Stored data
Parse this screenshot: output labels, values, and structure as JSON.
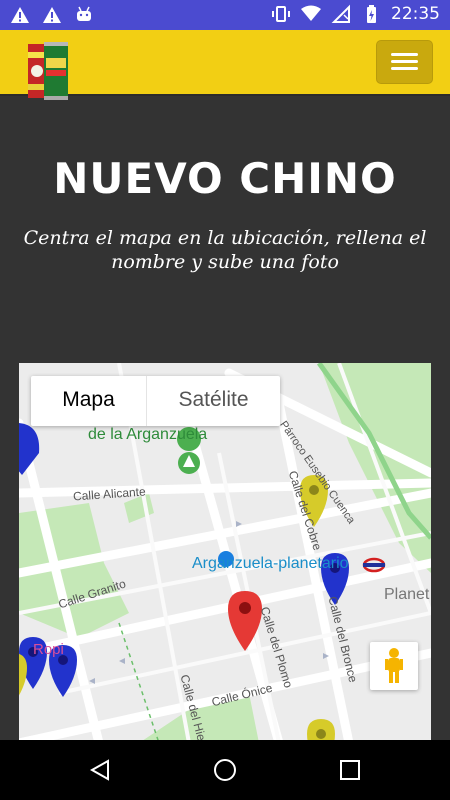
{
  "status_bar": {
    "time": "22:35",
    "left_icons": [
      "warning-icon",
      "warning-icon",
      "android-icon"
    ],
    "right_icons": [
      "vibrate-icon",
      "wifi-icon",
      "no-sim-icon",
      "battery-charging-icon"
    ]
  },
  "header": {
    "logo_icon": "app-logo-icon",
    "menu_icon": "hamburger-icon"
  },
  "hero": {
    "title": "NUEVO CHINO",
    "subtitle": "Centra el mapa en la ubicación, rellena el nombre y sube una foto"
  },
  "map": {
    "type_control": {
      "map_label": "Mapa",
      "satellite_label": "Satélite",
      "selected": "Mapa"
    },
    "labels": {
      "park": "de la Arganzuela",
      "street_alicante": "Calle Alicante",
      "street_cobre": "Calle del Cobre",
      "parroco": "Párroco Eusebio Cuenca",
      "metro": "Arganzuela-planetario",
      "planet": "Planet",
      "street_granito": "Calle Granito",
      "street_plomo": "Calle del Plomo",
      "street_bronce": "Calle del Bronce",
      "street_onice": "Calle Ónice",
      "street_hierro": "Calle del Hie",
      "pink": "Ropi"
    },
    "colors": {
      "center_marker": "#e53935",
      "blue_marker": "#2233cc",
      "yellow_marker": "#d6cb2a",
      "park": "#c5e8b7",
      "metro_text": "#1a8ec9"
    }
  },
  "nav_bar": {
    "back_icon": "back-icon",
    "home_icon": "home-icon",
    "recents_icon": "recents-icon"
  }
}
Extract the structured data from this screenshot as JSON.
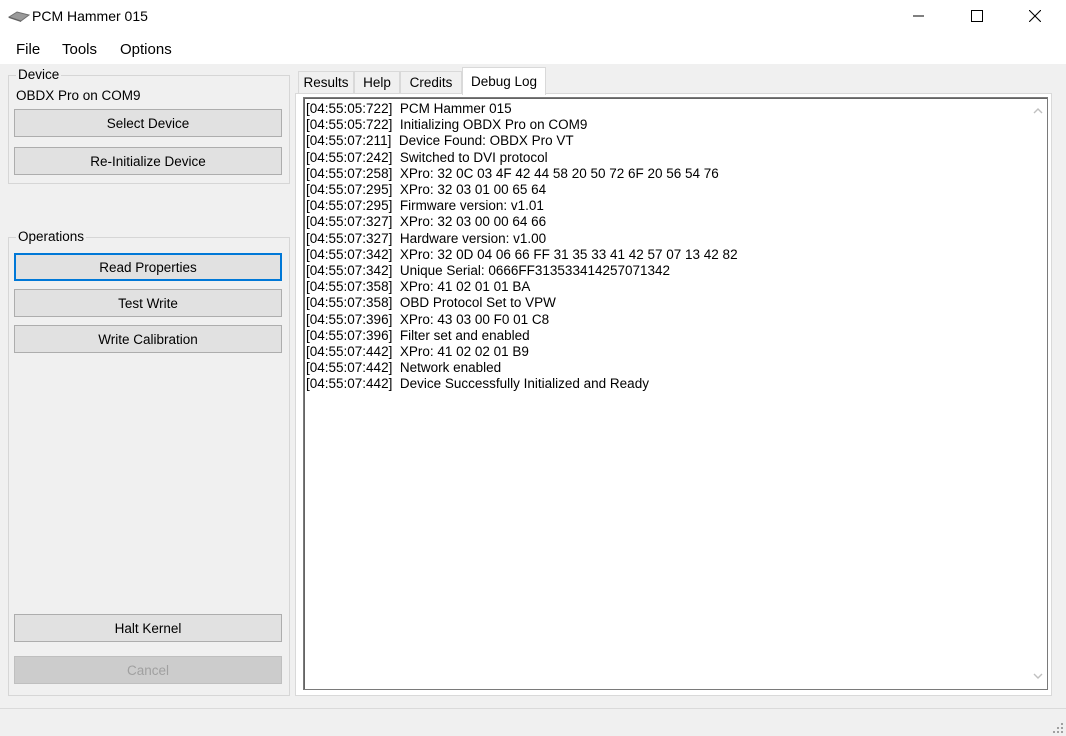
{
  "window": {
    "title": "PCM Hammer 015"
  },
  "menu": {
    "items": [
      "File",
      "Tools",
      "Options"
    ]
  },
  "device": {
    "group_title": "Device",
    "status": "OBDX Pro on COM9",
    "select_label": "Select Device",
    "reinit_label": "Re-Initialize Device"
  },
  "operations": {
    "group_title": "Operations",
    "read_label": "Read Properties",
    "test_label": "Test Write",
    "write_label": "Write Calibration",
    "halt_label": "Halt Kernel",
    "cancel_label": "Cancel"
  },
  "tabs": [
    "Results",
    "Help",
    "Credits",
    "Debug Log"
  ],
  "active_tab": "Debug Log",
  "log": [
    "[04:55:05:722]  PCM Hammer 015",
    "[04:55:05:722]  Initializing OBDX Pro on COM9",
    "[04:55:07:211]  Device Found: OBDX Pro VT",
    "[04:55:07:242]  Switched to DVI protocol",
    "[04:55:07:258]  XPro: 32 0C 03 4F 42 44 58 20 50 72 6F 20 56 54 76",
    "[04:55:07:295]  XPro: 32 03 01 00 65 64",
    "[04:55:07:295]  Firmware version: v1.01",
    "[04:55:07:327]  XPro: 32 03 00 00 64 66",
    "[04:55:07:327]  Hardware version: v1.00",
    "[04:55:07:342]  XPro: 32 0D 04 06 66 FF 31 35 33 41 42 57 07 13 42 82",
    "[04:55:07:342]  Unique Serial: 0666FF313533414257071342",
    "[04:55:07:358]  XPro: 41 02 01 01 BA",
    "[04:55:07:358]  OBD Protocol Set to VPW",
    "[04:55:07:396]  XPro: 43 03 00 F0 01 C8",
    "[04:55:07:396]  Filter set and enabled",
    "[04:55:07:442]  XPro: 41 02 02 01 B9",
    "[04:55:07:442]  Network enabled",
    "[04:55:07:442]  Device Successfully Initialized and Ready"
  ],
  "colors": {
    "focus_border": "#0078d7",
    "button_face": "#e1e1e1",
    "window_bg": "#f0f0f0"
  },
  "icons": [
    "app-icon",
    "minimize-icon",
    "maximize-icon",
    "close-icon",
    "scroll-up-icon",
    "scroll-down-icon",
    "size-grip-icon"
  ]
}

• _What you need to do_:
Print all of the entries word for word. Skip any images they contain.

• _Written reply_:
Parse this screenshot: output labels, values, and structure as JSON.
{
  "status_bar": {
    "time": "22:35",
    "left_icons": [
      "warning-icon",
      "warning-icon",
      "android-icon"
    ],
    "right_icons": [
      "vibrate-icon",
      "wifi-icon",
      "no-sim-icon",
      "battery-charging-icon"
    ]
  },
  "header": {
    "logo_icon": "app-logo-icon",
    "menu_icon": "hamburger-icon"
  },
  "hero": {
    "title": "NUEVO CHINO",
    "subtitle": "Centra el mapa en la ubicación, rellena el nombre y sube una foto"
  },
  "map": {
    "type_control": {
      "map_label": "Mapa",
      "satellite_label": "Satélite",
      "selected": "Mapa"
    },
    "labels": {
      "park": "de la Arganzuela",
      "street_alicante": "Calle Alicante",
      "street_cobre": "Calle del Cobre",
      "parroco": "Párroco Eusebio Cuenca",
      "metro": "Arganzuela-planetario",
      "planet": "Planet",
      "street_granito": "Calle Granito",
      "street_plomo": "Calle del Plomo",
      "street_bronce": "Calle del Bronce",
      "street_onice": "Calle Ónice",
      "street_hierro": "Calle del Hie",
      "pink": "Ropi"
    },
    "colors": {
      "center_marker": "#e53935",
      "blue_marker": "#2233cc",
      "yellow_marker": "#d6cb2a",
      "park": "#c5e8b7",
      "metro_text": "#1a8ec9"
    }
  },
  "nav_bar": {
    "back_icon": "back-icon",
    "home_icon": "home-icon",
    "recents_icon": "recents-icon"
  }
}
Extract the structured data from this screenshot as JSON.
{
  "window": {
    "title": "PCM Hammer 015"
  },
  "menu": {
    "items": [
      "File",
      "Tools",
      "Options"
    ]
  },
  "device": {
    "group_title": "Device",
    "status": "OBDX Pro on COM9",
    "select_label": "Select Device",
    "reinit_label": "Re-Initialize Device"
  },
  "operations": {
    "group_title": "Operations",
    "read_label": "Read Properties",
    "test_label": "Test Write",
    "write_label": "Write Calibration",
    "halt_label": "Halt Kernel",
    "cancel_label": "Cancel"
  },
  "tabs": [
    "Results",
    "Help",
    "Credits",
    "Debug Log"
  ],
  "active_tab": "Debug Log",
  "log": [
    "[04:55:05:722]  PCM Hammer 015",
    "[04:55:05:722]  Initializing OBDX Pro on COM9",
    "[04:55:07:211]  Device Found: OBDX Pro VT",
    "[04:55:07:242]  Switched to DVI protocol",
    "[04:55:07:258]  XPro: 32 0C 03 4F 42 44 58 20 50 72 6F 20 56 54 76",
    "[04:55:07:295]  XPro: 32 03 01 00 65 64",
    "[04:55:07:295]  Firmware version: v1.01",
    "[04:55:07:327]  XPro: 32 03 00 00 64 66",
    "[04:55:07:327]  Hardware version: v1.00",
    "[04:55:07:342]  XPro: 32 0D 04 06 66 FF 31 35 33 41 42 57 07 13 42 82",
    "[04:55:07:342]  Unique Serial: 0666FF313533414257071342",
    "[04:55:07:358]  XPro: 41 02 01 01 BA",
    "[04:55:07:358]  OBD Protocol Set to VPW",
    "[04:55:07:396]  XPro: 43 03 00 F0 01 C8",
    "[04:55:07:396]  Filter set and enabled",
    "[04:55:07:442]  XPro: 41 02 02 01 B9",
    "[04:55:07:442]  Network enabled",
    "[04:55:07:442]  Device Successfully Initialized and Ready"
  ],
  "colors": {
    "focus_border": "#0078d7",
    "button_face": "#e1e1e1",
    "window_bg": "#f0f0f0"
  },
  "icons": [
    "app-icon",
    "minimize-icon",
    "maximize-icon",
    "close-icon",
    "scroll-up-icon",
    "scroll-down-icon",
    "size-grip-icon"
  ]
}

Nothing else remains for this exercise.